Reproduce every entry below precisely. Pictures are excluded from the copy.

— START OF Entries shown —

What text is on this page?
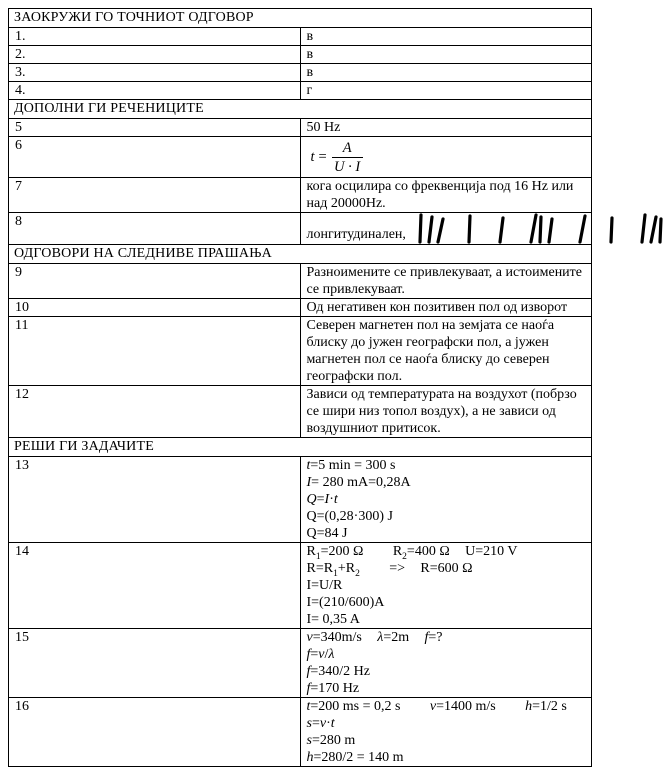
ЗАОКРУЖИ ГО ТОЧНИОТ ОДГОВОР	
1.	в

2.	в

3.	в

4.	г

ДОПОЛНИ ГИ РЕЧЕНИЦИТЕ	
5	50 Hz

6	$t = \frac{A}{U \cdot I}$

7	кога осцилира со фреквенција под 16 Hz или над 20000Hz.

8	лонгитудинален,

ОДГОВОРИ НА СЛЕДНИВЕ ПРАШАЊА	
9	Разноимените се привлекуваат, а истоимените се привлекуваат.

10	Од негативен кон позитивен пол од изворот

11	Северен магнетен пол на земјата се наоѓа блиску до јужен географски пол, а јужен магнетен пол се наоѓа блиску до северен географски пол.

12	Зависи од температурата на воздухот (побрзо се шири низ топол воздух), а не зависи од воздушниот притисок.

РЕШИ ГИ ЗАДАЧИТЕ	
13	t=5 min = 300 s
I= 280 mA=0,28A
Q=I·t
Q=(0,28·300) J
Q=84 J

14	$R_1=200$ Ω $R_2=400$ Ω U=210 V
$R=R_1+R_2 => R=600$ Ω
I=U/R
I=(210/600)A
I= 0,35 A

15	v=340m/s λ=2m f=?
f=v/λ
f=340/2 Hz
f=170 Hz

16	t=200 ms = 0,2 s v=1400 m/s h=1/2 s
s=v·t
s=280 m
h=280/2 = 140 m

— END OF Entries shown —

The answer:
What text is on this page?
ЗАОКРУЖИ ГО ТОЧНИОТ ОДГОВОР	
1.	в

2.	в

3.	в

4.	г

ДОПОЛНИ ГИ РЕЧЕНИЦИТЕ	
5	50 Hz

6	$t = \frac{A}{U \cdot I}$

7	кога осцилира со фреквенција под 16 Hz или над 20000Hz.

8	лонгитудинален,

ОДГОВОРИ НА СЛЕДНИВЕ ПРАШАЊА	
9	Разноимените се привлекуваат, а истоимените се привлекуваат.

10	Од негативен кон позитивен пол од изворот

11	Северен магнетен пол на земјата се наоѓа блиску до јужен географски пол, а јужен магнетен пол се наоѓа блиску до северен географски пол.

12	Зависи од температурата на воздухот (побрзо се шири низ топол воздух), а не зависи од воздушниот притисок.

РЕШИ ГИ ЗАДАЧИТЕ	
13	t=5 min = 300 s
I= 280 mA=0,28A
Q=I·t
Q=(0,28·300) J
Q=84 J

14	$R_1=200$ Ω $R_2=400$ Ω U=210 V
$R=R_1+R_2 => R=600$ Ω
I=U/R
I=(210/600)A
I= 0,35 A

15	v=340m/s λ=2m f=?
f=v/λ
f=340/2 Hz
f=170 Hz

16	t=200 ms = 0,2 s v=1400 m/s h=1/2 s
s=v·t
s=280 m
h=280/2 = 140 m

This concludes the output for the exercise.